▸ **WRITTEN PROBLEM**
Locate all lines in the data below that hold "positivity" and show them.

▸ **THE INPUT**
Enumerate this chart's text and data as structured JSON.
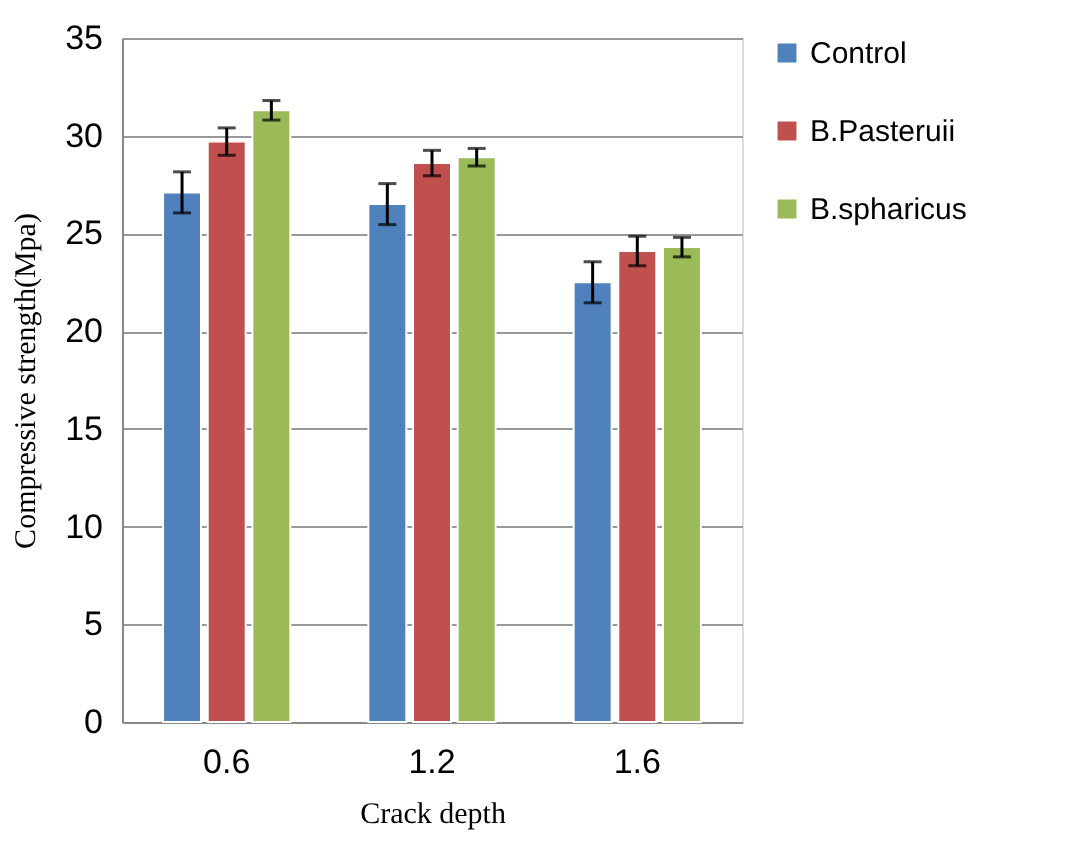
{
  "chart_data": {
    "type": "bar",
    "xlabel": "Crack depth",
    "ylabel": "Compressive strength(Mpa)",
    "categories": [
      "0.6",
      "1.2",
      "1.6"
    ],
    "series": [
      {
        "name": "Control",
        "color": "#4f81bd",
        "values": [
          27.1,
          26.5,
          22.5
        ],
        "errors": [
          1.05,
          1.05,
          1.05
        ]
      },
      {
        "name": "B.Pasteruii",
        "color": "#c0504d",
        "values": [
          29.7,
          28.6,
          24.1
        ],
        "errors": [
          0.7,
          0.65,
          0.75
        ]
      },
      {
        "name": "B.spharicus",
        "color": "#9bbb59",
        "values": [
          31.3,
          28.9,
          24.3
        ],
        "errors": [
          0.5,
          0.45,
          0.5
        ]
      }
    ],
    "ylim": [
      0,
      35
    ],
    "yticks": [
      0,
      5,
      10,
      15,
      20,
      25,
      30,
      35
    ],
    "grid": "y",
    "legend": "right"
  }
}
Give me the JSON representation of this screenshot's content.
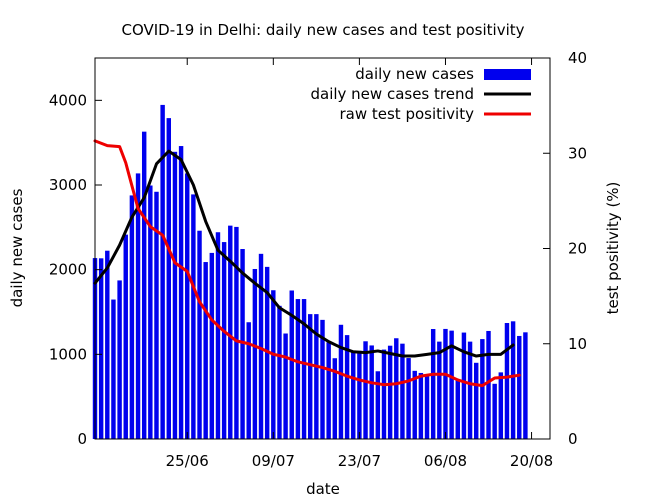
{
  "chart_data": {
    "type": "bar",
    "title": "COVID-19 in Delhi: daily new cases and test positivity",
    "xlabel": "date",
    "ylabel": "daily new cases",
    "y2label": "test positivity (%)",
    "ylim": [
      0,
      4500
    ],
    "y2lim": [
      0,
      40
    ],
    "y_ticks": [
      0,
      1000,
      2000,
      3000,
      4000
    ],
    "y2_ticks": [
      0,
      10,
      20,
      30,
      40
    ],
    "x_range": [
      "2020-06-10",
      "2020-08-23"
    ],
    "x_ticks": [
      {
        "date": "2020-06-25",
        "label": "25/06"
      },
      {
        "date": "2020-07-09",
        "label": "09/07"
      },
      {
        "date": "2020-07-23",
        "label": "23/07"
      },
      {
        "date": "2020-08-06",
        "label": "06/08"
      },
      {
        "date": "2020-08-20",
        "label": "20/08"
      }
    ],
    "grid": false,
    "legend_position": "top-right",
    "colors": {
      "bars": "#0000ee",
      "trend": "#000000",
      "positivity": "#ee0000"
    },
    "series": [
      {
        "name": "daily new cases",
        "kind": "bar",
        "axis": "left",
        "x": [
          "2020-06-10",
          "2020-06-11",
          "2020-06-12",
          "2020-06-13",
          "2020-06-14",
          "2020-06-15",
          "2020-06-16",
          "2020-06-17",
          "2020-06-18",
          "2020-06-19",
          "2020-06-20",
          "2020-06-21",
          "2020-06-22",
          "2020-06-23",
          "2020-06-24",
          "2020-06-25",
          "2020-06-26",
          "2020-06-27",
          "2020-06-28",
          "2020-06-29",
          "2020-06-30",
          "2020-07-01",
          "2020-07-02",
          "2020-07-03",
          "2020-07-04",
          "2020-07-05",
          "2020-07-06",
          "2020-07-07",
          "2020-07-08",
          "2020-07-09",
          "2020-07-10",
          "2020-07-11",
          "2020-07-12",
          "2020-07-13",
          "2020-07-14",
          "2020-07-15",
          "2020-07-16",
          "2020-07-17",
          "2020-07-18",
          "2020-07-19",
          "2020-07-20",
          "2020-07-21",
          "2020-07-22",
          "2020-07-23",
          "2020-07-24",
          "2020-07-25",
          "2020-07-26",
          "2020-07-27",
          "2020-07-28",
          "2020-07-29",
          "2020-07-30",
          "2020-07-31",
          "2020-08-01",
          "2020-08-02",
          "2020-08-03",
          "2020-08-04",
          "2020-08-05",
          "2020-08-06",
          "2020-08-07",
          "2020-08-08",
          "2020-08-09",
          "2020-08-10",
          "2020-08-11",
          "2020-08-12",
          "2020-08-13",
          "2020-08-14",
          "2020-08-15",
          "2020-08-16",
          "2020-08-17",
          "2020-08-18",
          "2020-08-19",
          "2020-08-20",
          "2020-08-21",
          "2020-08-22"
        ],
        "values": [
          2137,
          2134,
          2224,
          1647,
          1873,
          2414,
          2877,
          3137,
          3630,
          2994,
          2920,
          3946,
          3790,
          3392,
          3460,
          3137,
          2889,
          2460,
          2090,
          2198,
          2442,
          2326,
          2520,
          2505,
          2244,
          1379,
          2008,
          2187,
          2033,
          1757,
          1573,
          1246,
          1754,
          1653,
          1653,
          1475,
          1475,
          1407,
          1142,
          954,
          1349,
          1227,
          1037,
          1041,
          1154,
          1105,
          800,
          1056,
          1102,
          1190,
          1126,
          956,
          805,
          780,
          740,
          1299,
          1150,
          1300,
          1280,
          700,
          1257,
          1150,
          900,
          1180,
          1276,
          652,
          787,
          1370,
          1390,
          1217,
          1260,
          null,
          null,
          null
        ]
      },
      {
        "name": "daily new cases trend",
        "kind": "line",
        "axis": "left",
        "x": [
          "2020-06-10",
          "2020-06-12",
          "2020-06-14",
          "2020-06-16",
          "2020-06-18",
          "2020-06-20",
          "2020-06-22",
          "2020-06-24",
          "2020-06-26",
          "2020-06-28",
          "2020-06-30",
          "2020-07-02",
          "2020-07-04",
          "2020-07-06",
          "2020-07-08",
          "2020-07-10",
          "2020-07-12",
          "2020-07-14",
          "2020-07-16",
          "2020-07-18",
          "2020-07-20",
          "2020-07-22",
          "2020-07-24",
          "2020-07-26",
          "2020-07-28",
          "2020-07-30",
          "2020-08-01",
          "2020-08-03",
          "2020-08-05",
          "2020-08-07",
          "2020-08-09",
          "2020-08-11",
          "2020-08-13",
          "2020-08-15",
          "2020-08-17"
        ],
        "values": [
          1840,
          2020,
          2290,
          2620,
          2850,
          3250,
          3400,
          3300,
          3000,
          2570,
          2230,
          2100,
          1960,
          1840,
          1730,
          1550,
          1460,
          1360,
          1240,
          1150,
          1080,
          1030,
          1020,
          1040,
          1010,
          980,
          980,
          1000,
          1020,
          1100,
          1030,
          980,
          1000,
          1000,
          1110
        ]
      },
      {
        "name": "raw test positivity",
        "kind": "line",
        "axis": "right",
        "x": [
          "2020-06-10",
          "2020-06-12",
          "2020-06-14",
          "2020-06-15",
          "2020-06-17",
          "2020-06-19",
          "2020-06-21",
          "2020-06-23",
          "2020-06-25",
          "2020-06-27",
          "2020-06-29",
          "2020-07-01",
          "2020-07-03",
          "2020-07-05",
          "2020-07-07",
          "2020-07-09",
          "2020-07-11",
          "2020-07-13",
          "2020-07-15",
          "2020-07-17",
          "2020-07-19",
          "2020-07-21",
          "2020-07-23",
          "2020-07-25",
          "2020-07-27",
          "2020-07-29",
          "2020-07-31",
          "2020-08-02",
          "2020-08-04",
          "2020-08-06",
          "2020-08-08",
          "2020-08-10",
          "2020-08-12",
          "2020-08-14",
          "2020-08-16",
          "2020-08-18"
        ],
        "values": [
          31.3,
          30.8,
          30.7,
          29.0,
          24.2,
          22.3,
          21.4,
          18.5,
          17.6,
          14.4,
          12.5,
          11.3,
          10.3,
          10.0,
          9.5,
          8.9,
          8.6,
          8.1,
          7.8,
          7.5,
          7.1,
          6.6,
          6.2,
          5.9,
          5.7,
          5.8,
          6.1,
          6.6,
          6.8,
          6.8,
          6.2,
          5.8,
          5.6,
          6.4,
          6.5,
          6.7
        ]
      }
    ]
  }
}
==
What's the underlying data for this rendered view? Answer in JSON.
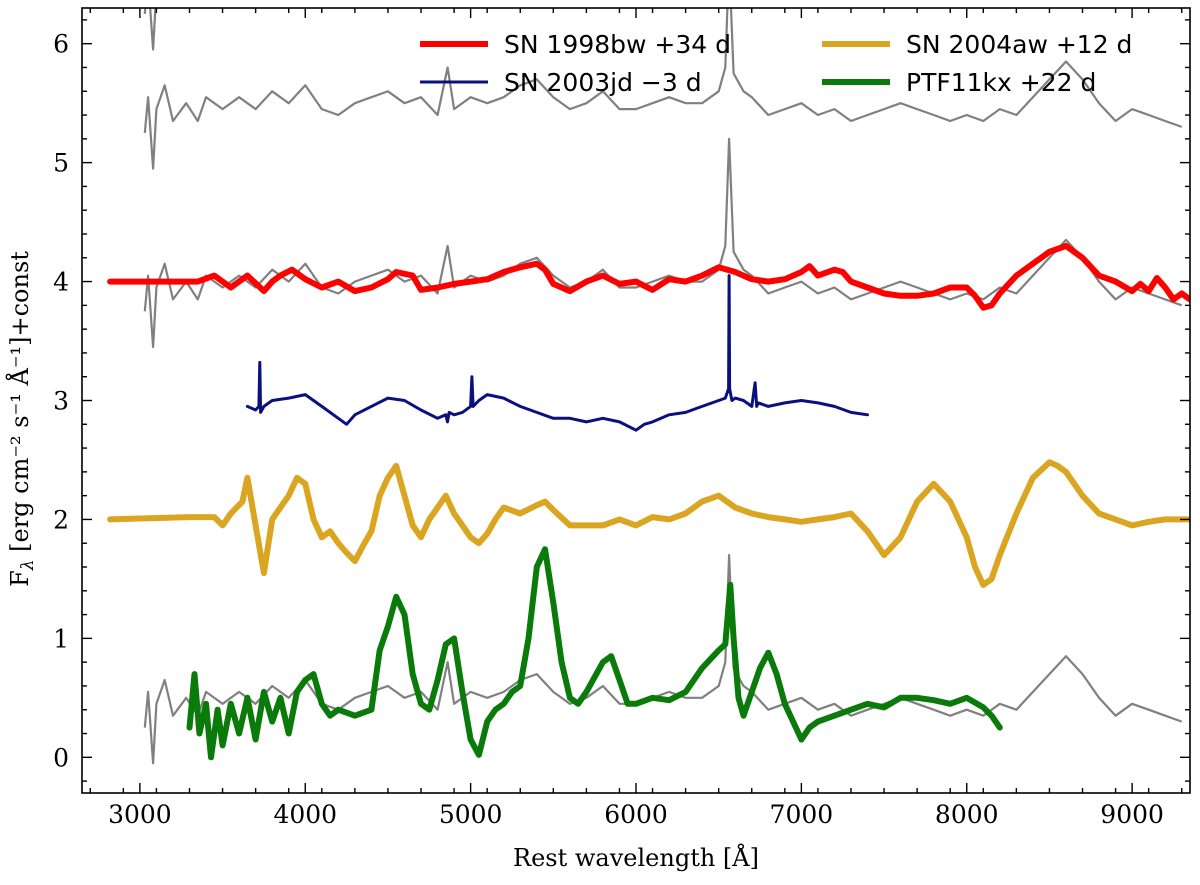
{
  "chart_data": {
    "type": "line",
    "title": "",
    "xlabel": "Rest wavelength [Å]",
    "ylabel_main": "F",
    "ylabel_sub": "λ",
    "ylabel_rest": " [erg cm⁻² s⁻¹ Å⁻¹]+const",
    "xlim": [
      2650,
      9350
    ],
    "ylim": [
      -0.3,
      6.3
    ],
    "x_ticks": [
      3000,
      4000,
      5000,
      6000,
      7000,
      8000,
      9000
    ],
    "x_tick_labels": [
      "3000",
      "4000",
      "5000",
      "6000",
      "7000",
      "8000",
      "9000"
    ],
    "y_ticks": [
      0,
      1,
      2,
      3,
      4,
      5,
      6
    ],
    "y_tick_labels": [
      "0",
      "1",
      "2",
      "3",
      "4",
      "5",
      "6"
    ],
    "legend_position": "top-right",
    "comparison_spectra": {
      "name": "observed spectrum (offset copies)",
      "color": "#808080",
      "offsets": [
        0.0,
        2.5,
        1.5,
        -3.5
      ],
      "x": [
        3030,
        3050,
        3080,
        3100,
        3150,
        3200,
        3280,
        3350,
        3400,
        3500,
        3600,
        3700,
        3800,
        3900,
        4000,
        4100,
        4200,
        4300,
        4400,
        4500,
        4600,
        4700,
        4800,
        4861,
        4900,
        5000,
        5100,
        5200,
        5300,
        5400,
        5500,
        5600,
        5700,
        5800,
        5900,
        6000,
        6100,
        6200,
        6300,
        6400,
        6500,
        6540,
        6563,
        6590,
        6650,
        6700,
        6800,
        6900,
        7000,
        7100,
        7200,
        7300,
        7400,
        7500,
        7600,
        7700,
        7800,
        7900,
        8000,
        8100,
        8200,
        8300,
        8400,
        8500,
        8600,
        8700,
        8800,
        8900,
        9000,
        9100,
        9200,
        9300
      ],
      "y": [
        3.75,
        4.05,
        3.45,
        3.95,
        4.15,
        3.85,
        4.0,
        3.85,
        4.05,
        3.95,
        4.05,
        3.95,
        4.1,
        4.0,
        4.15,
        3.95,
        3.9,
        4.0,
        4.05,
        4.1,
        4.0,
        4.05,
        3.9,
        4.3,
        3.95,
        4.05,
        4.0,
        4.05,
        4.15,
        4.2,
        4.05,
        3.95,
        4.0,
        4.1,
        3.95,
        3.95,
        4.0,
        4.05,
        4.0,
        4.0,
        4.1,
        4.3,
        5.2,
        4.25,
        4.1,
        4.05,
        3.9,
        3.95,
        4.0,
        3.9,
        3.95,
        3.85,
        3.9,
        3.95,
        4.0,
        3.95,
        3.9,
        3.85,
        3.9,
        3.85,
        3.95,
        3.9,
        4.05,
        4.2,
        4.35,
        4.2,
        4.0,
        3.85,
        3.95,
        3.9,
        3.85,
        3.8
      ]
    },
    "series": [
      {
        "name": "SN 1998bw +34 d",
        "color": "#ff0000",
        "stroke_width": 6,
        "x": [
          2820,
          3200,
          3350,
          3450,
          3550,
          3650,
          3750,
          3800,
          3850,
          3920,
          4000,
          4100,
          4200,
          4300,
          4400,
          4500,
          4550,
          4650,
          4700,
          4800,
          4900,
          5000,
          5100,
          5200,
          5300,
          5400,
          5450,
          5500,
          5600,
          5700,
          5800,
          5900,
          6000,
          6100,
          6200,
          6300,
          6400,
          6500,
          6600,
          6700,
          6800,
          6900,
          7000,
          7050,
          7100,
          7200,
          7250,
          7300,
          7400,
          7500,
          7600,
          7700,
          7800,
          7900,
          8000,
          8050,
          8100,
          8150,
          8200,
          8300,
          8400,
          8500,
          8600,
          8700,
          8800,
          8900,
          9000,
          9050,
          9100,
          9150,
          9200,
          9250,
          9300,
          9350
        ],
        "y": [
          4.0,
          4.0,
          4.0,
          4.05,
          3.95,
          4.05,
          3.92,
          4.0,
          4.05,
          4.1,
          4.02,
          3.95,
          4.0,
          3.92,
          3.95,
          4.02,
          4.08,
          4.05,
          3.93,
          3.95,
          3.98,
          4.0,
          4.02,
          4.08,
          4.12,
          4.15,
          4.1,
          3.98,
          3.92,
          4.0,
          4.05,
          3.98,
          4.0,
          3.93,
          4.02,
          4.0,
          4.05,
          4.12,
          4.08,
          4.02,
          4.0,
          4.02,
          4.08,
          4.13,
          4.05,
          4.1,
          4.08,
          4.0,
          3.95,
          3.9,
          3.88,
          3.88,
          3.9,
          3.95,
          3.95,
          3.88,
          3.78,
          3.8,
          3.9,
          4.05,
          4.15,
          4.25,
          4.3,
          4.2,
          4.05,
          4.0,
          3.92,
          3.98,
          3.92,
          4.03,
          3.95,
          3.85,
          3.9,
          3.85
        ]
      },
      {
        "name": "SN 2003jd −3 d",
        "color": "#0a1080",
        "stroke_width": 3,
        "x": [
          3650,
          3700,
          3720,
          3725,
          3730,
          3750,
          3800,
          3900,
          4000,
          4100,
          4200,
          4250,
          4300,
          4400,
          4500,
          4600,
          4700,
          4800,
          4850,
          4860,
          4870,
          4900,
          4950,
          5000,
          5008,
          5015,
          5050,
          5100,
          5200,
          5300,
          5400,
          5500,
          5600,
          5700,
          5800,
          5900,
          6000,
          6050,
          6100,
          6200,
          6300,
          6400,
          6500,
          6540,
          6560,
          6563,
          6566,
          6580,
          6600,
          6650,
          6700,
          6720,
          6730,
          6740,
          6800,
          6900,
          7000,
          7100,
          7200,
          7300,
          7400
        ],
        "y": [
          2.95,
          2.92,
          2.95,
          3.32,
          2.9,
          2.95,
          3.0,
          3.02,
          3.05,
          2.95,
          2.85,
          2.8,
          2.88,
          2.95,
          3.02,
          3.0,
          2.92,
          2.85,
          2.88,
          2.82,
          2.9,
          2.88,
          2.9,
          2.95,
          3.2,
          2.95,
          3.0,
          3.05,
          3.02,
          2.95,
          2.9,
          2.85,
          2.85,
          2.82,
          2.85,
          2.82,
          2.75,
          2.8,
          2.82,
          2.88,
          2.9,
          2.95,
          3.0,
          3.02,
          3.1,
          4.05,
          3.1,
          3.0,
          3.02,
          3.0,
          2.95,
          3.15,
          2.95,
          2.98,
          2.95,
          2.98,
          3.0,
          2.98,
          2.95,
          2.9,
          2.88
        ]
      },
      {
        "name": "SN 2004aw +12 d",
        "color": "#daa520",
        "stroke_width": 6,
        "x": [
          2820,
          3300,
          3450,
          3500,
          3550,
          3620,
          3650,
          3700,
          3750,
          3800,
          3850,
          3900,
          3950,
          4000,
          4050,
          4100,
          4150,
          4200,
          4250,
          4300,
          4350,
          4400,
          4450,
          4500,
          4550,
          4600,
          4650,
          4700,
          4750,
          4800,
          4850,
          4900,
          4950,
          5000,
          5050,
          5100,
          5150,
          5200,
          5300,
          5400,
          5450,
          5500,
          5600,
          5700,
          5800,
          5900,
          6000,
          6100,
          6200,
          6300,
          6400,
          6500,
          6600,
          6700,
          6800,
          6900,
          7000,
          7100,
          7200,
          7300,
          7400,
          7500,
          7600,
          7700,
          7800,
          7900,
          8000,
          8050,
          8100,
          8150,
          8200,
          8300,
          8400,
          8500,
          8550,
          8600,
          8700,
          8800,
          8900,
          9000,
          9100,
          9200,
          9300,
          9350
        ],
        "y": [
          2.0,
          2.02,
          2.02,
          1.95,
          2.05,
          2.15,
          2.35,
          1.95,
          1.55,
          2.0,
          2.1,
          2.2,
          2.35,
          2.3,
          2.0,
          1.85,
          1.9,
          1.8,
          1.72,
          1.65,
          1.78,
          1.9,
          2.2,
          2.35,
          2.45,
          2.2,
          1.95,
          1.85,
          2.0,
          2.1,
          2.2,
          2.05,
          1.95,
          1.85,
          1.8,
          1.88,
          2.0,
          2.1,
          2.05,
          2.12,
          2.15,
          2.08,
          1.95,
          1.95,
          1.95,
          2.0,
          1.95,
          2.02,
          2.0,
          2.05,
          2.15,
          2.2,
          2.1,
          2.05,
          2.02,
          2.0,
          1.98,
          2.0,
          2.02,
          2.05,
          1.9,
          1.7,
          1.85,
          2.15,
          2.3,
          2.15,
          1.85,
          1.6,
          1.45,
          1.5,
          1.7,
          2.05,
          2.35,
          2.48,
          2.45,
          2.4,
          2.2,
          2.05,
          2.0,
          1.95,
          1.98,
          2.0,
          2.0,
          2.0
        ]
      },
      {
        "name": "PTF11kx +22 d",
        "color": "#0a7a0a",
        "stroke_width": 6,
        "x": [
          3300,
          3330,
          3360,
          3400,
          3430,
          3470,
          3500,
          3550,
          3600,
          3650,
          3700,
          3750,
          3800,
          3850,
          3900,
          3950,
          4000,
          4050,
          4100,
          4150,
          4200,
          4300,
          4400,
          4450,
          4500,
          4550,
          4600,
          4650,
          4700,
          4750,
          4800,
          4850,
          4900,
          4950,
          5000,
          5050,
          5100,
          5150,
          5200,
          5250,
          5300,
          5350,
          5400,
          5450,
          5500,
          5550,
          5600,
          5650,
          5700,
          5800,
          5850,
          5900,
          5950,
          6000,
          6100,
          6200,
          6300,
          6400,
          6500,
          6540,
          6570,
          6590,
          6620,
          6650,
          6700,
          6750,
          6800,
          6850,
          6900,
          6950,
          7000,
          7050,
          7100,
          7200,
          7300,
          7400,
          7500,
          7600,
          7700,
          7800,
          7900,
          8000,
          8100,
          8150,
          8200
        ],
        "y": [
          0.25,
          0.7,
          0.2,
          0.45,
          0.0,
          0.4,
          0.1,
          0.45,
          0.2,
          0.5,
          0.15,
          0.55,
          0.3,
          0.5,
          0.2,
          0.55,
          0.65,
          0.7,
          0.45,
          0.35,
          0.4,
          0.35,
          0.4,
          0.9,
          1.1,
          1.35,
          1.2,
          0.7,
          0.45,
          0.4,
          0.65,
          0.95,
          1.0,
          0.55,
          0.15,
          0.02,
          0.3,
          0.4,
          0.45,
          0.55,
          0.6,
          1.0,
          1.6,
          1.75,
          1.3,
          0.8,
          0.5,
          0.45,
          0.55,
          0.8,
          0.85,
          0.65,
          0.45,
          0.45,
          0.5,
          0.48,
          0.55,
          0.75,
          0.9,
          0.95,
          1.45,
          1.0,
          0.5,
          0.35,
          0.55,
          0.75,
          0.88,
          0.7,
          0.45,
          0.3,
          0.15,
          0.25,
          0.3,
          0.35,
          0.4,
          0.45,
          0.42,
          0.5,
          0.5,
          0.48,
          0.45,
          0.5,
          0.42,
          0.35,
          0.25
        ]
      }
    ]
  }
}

▸ **SOLUTION FOR THIS EXERCISE**
    "title": "COVID-19 in Delhi: daily new cases and test positivity",
    "y2label": "test positivity (%)",
      "positivity": "#ee0000"
        "name": "raw test positivity",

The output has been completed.